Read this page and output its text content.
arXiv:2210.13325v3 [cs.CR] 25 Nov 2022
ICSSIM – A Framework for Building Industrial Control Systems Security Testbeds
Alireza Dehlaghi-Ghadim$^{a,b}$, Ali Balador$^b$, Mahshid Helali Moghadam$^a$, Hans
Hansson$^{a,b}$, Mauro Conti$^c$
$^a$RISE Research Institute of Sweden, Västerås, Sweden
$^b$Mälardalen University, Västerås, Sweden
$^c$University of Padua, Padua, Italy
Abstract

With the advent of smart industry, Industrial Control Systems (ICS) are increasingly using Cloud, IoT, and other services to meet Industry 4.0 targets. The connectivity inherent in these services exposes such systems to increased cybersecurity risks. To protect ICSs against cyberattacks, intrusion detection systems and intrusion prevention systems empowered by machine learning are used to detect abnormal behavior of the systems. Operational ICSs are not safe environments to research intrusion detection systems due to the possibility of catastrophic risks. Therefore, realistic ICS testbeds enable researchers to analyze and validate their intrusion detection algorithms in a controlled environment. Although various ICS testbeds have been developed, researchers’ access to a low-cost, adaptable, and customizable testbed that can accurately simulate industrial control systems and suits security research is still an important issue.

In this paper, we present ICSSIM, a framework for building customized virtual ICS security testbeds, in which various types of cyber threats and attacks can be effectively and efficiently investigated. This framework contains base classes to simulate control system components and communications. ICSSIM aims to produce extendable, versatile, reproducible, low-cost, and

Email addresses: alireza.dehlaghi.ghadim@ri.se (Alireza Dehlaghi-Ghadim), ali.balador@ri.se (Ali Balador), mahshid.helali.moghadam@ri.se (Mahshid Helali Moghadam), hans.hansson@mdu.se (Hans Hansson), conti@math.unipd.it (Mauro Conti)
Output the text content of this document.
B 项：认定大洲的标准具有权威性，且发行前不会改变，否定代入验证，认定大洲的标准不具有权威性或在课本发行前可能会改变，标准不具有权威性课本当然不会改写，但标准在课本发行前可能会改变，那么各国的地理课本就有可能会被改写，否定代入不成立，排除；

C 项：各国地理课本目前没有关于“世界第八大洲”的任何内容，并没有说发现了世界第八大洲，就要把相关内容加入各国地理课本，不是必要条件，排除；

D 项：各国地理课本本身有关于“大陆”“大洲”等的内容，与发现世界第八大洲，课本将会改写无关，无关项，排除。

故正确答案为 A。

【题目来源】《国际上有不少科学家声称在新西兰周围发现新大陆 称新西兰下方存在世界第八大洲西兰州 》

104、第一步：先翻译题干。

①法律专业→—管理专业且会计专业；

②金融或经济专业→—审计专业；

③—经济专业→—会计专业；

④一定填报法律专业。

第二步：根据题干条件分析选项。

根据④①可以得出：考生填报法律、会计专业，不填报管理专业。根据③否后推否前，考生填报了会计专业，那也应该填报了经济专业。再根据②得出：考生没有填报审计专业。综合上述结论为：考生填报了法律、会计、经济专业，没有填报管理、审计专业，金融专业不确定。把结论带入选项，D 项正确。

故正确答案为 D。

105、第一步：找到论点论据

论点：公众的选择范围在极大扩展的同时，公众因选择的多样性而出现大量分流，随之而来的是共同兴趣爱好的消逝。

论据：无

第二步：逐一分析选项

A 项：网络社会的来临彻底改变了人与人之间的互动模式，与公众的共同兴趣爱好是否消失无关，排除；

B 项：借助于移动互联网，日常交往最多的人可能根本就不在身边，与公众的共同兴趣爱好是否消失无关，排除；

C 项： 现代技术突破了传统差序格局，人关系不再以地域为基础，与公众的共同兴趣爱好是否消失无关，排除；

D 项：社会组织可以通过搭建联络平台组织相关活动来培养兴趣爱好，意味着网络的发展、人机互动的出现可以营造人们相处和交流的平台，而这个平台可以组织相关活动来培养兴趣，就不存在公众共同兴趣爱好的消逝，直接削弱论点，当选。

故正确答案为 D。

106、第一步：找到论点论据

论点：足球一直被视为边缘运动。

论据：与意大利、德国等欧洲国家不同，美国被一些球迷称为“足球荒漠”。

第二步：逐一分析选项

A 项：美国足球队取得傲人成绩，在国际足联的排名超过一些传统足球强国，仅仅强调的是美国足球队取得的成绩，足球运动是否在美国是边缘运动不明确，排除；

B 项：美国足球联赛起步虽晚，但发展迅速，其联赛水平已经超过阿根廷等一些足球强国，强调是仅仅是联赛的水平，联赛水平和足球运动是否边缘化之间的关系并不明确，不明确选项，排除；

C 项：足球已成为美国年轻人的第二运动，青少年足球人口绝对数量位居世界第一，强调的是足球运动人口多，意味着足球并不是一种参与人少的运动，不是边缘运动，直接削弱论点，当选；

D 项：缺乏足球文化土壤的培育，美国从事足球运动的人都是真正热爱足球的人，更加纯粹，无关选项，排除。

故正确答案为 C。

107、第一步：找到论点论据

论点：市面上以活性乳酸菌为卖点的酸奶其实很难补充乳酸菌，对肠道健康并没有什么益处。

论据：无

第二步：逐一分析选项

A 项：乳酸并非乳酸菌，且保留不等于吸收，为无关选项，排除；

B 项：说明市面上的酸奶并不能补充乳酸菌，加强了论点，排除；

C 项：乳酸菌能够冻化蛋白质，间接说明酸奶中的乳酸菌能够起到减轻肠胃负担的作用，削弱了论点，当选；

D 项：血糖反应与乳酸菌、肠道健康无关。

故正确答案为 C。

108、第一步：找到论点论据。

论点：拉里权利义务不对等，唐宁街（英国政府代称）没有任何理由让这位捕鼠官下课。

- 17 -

------------------------------------------------------------------------

• **EXERCISE TASK**
Extract the lines above from the one containing "Output the text content of this document." to the last line, both included, exactly as written.

• **EXERCISE ANSWER**
Output the text content of this document.
B 项：认定大洲的标准具有权威性，且发行前不会改变，否定代入验证，认定大洲的标准不具有权威性或在课本发行前可能会改变，标准不具有权威性课本当然不会改写，但标准在课本发行前可能会改变，那么各国的地理课本就有可能会被改写，否定代入不成立，排除；

C 项：各国地理课本目前没有关于“世界第八大洲”的任何内容，并没有说发现了世界第八大洲，就要把相关内容加入各国地理课本，不是必要条件，排除；

D 项：各国地理课本本身有关于“大陆”“大洲”等的内容，与发现世界第八大洲，课本将会改写无关，无关项，排除。

故正确答案为 A。

【题目来源】《国际上有不少科学家声称在新西兰周围发现新大陆 称新西兰下方存在世界第八大洲西兰州 》

104、第一步：先翻译题干。

①法律专业→—管理专业且会计专业；

②金融或经济专业→—审计专业；

③—经济专业→—会计专业；

④一定填报法律专业。

第二步：根据题干条件分析选项。

根据④①可以得出：考生填报法律、会计专业，不填报管理专业。根据③否后推否前，考生填报了会计专业，那也应该填报了经济专业。再根据②得出：考生没有填报审计专业。综合上述结论为：考生填报了法律、会计、经济专业，没有填报管理、审计专业，金融专业不确定。把结论带入选项，D 项正确。

故正确答案为 D。

105、第一步：找到论点论据

论点：公众的选择范围在极大扩展的同时，公众因选择的多样性而出现大量分流，随之而来的是共同兴趣爱好的消逝。

论据：无

第二步：逐一分析选项

A 项：网络社会的来临彻底改变了人与人之间的互动模式，与公众的共同兴趣爱好是否消失无关，排除；

B 项：借助于移动互联网，日常交往最多的人可能根本就不在身边，与公众的共同兴趣爱好是否消失无关，排除；

C 项： 现代技术突破了传统差序格局，人关系不再以地域为基础，与公众的共同兴趣爱好是否消失无关，排除；

D 项：社会组织可以通过搭建联络平台组织相关活动来培养兴趣爱好，意味着网络的发展、人机互动的出现可以营造人们相处和交流的平台，而这个平台可以组织相关活动来培养兴趣，就不存在公众共同兴趣爱好的消逝，直接削弱论点，当选。

故正确答案为 D。

106、第一步：找到论点论据

论点：足球一直被视为边缘运动。

论据：与意大利、德国等欧洲国家不同，美国被一些球迷称为“足球荒漠”。

第二步：逐一分析选项

A 项：美国足球队取得傲人成绩，在国际足联的排名超过一些传统足球强国，仅仅强调的是美国足球队取得的成绩，足球运动是否在美国是边缘运动不明确，排除；

B 项：美国足球联赛起步虽晚，但发展迅速，其联赛水平已经超过阿根廷等一些足球强国，强调是仅仅是联赛的水平，联赛水平和足球运动是否边缘化之间的关系并不明确，不明确选项，排除；

C 项：足球已成为美国年轻人的第二运动，青少年足球人口绝对数量位居世界第一，强调的是足球运动人口多，意味着足球并不是一种参与人少的运动，不是边缘运动，直接削弱论点，当选；

D 项：缺乏足球文化土壤的培育，美国从事足球运动的人都是真正热爱足球的人，更加纯粹，无关选项，排除。

故正确答案为 C。

107、第一步：找到论点论据

论点：市面上以活性乳酸菌为卖点的酸奶其实很难补充乳酸菌，对肠道健康并没有什么益处。

论据：无

第二步：逐一分析选项

A 项：乳酸并非乳酸菌，且保留不等于吸收，为无关选项，排除；

B 项：说明市面上的酸奶并不能补充乳酸菌，加强了论点，排除；

C 项：乳酸菌能够冻化蛋白质，间接说明酸奶中的乳酸菌能够起到减轻肠胃负担的作用，削弱了论点，当选；

D 项：血糖反应与乳酸菌、肠道健康无关。

故正确答案为 C。

108、第一步：找到论点论据。

论点：拉里权利义务不对等，唐宁街（英国政府代称）没有任何理由让这位捕鼠官下课。

- 17 -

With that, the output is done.